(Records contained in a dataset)
----

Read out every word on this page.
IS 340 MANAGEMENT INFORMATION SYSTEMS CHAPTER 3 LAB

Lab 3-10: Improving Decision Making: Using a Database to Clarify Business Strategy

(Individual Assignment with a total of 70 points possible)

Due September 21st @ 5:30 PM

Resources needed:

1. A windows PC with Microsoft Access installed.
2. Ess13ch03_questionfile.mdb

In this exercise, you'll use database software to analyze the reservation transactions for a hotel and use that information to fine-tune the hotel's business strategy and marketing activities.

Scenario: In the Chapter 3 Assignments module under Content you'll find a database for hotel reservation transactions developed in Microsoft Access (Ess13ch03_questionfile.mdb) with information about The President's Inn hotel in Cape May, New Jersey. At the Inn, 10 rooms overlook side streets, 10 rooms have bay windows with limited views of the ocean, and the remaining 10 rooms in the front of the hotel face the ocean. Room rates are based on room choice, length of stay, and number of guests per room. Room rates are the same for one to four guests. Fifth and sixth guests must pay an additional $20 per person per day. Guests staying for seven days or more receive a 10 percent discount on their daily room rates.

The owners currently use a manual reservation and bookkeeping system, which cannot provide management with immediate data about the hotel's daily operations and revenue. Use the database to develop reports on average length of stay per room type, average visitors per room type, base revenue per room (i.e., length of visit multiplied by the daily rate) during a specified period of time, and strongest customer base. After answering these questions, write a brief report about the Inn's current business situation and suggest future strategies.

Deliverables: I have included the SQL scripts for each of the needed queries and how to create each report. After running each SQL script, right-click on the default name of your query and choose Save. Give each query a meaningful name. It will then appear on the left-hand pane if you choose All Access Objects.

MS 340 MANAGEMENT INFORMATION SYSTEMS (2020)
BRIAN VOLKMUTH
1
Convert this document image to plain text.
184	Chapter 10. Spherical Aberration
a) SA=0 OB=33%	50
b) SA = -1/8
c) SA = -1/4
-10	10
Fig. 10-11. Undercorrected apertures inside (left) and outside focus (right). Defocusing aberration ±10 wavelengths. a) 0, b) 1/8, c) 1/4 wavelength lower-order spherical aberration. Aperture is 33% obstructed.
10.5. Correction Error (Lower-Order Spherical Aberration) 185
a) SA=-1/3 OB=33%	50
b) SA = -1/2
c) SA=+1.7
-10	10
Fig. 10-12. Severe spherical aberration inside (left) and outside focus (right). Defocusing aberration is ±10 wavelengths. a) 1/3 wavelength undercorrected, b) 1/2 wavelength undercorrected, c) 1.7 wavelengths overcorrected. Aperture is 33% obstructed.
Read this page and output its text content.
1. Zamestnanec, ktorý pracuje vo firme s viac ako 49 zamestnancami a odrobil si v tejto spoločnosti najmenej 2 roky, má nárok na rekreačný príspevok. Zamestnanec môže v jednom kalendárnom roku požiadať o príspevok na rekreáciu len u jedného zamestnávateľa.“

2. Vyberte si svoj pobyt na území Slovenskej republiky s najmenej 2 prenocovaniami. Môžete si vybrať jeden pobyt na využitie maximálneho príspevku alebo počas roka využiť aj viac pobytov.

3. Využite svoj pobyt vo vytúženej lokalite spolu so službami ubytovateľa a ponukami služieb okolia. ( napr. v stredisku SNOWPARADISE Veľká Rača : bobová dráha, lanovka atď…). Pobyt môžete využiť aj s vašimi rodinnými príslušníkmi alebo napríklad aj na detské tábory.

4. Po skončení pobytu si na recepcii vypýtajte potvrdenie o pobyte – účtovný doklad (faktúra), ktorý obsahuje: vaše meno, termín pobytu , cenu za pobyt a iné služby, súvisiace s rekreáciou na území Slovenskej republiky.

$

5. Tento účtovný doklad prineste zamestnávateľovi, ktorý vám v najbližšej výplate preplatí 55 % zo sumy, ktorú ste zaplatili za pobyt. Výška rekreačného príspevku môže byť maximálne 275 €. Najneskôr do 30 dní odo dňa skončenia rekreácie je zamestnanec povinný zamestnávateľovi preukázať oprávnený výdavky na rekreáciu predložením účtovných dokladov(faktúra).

----

Please output the entries above, every line exactly as it reads.

Read out every word on this page.
IS 340 MANAGEMENT INFORMATION SYSTEMS CHAPTER 3 LAB

Lab 3-10: Improving Decision Making: Using a Database to Clarify Business Strategy

(Individual Assignment with a total of 70 points possible)

Due September 21st @ 5:30 PM

Resources needed:

1. A windows PC with Microsoft Access installed.
2. Ess13ch03_questionfile.mdb

In this exercise, you'll use database software to analyze the reservation transactions for a hotel and use that information to fine-tune the hotel's business strategy and marketing activities.

Scenario: In the Chapter 3 Assignments module under Content you'll find a database for hotel reservation transactions developed in Microsoft Access (Ess13ch03_questionfile.mdb) with information about The President's Inn hotel in Cape May, New Jersey. At the Inn, 10 rooms overlook side streets, 10 rooms have bay windows with limited views of the ocean, and the remaining 10 rooms in the front of the hotel face the ocean. Room rates are based on room choice, length of stay, and number of guests per room. Room rates are the same for one to four guests. Fifth and sixth guests must pay an additional $20 per person per day. Guests staying for seven days or more receive a 10 percent discount on their daily room rates.

The owners currently use a manual reservation and bookkeeping system, which cannot provide management with immediate data about the hotel's daily operations and revenue. Use the database to develop reports on average length of stay per room type, average visitors per room type, base revenue per room (i.e., length of visit multiplied by the daily rate) during a specified period of time, and strongest customer base. After answering these questions, write a brief report about the Inn's current business situation and suggest future strategies.

Deliverables: I have included the SQL scripts for each of the needed queries and how to create each report. After running each SQL script, right-click on the default name of your query and choose Save. Give each query a meaningful name. It will then appear on the left-hand pane if you choose All Access Objects.

MS 340 MANAGEMENT INFORMATION SYSTEMS (2020)
BRIAN VOLKMUTH
1
Convert this document image to plain text.
184	Chapter 10. Spherical Aberration
a) SA=0 OB=33%	50
b) SA = -1/8
c) SA = -1/4
-10	10
Fig. 10-11. Undercorrected apertures inside (left) and outside focus (right). Defocusing aberration ±10 wavelengths. a) 0, b) 1/8, c) 1/4 wavelength lower-order spherical aberration. Aperture is 33% obstructed.
10.5. Correction Error (Lower-Order Spherical Aberration) 185
a) SA=-1/3 OB=33%	50
b) SA = -1/2
c) SA=+1.7
-10	10
Fig. 10-12. Severe spherical aberration inside (left) and outside focus (right). Defocusing aberration is ±10 wavelengths. a) 1/3 wavelength undercorrected, b) 1/2 wavelength undercorrected, c) 1.7 wavelengths overcorrected. Aperture is 33% obstructed.
Read this page and output its text content.
1. Zamestnanec, ktorý pracuje vo firme s viac ako 49 zamestnancami a odrobil si v tejto spoločnosti najmenej 2 roky, má nárok na rekreačný príspevok. Zamestnanec môže v jednom kalendárnom roku požiadať o príspevok na rekreáciu len u jedného zamestnávateľa.“

2. Vyberte si svoj pobyt na území Slovenskej republiky s najmenej 2 prenocovaniami. Môžete si vybrať jeden pobyt na využitie maximálneho príspevku alebo počas roka využiť aj viac pobytov.

3. Využite svoj pobyt vo vytúženej lokalite spolu so službami ubytovateľa a ponukami služieb okolia. ( napr. v stredisku SNOWPARADISE Veľká Rača : bobová dráha, lanovka atď…). Pobyt môžete využiť aj s vašimi rodinnými príslušníkmi alebo napríklad aj na detské tábory.

4. Po skončení pobytu si na recepcii vypýtajte potvrdenie o pobyte – účtovný doklad (faktúra), ktorý obsahuje: vaše meno, termín pobytu , cenu za pobyt a iné služby, súvisiace s rekreáciou na území Slovenskej republiky.

$

5. Tento účtovný doklad prineste zamestnávateľovi, ktorý vám v najbližšej výplate preplatí 55 % zo sumy, ktorú ste zaplatili za pobyt. Výška rekreačného príspevku môže byť maximálne 275 €. Najneskôr do 30 dní odo dňa skončenia rekreácie je zamestnanec povinný zamestnávateľovi preukázať oprávnený výdavky na rekreáciu predložením účtovných dokladov(faktúra).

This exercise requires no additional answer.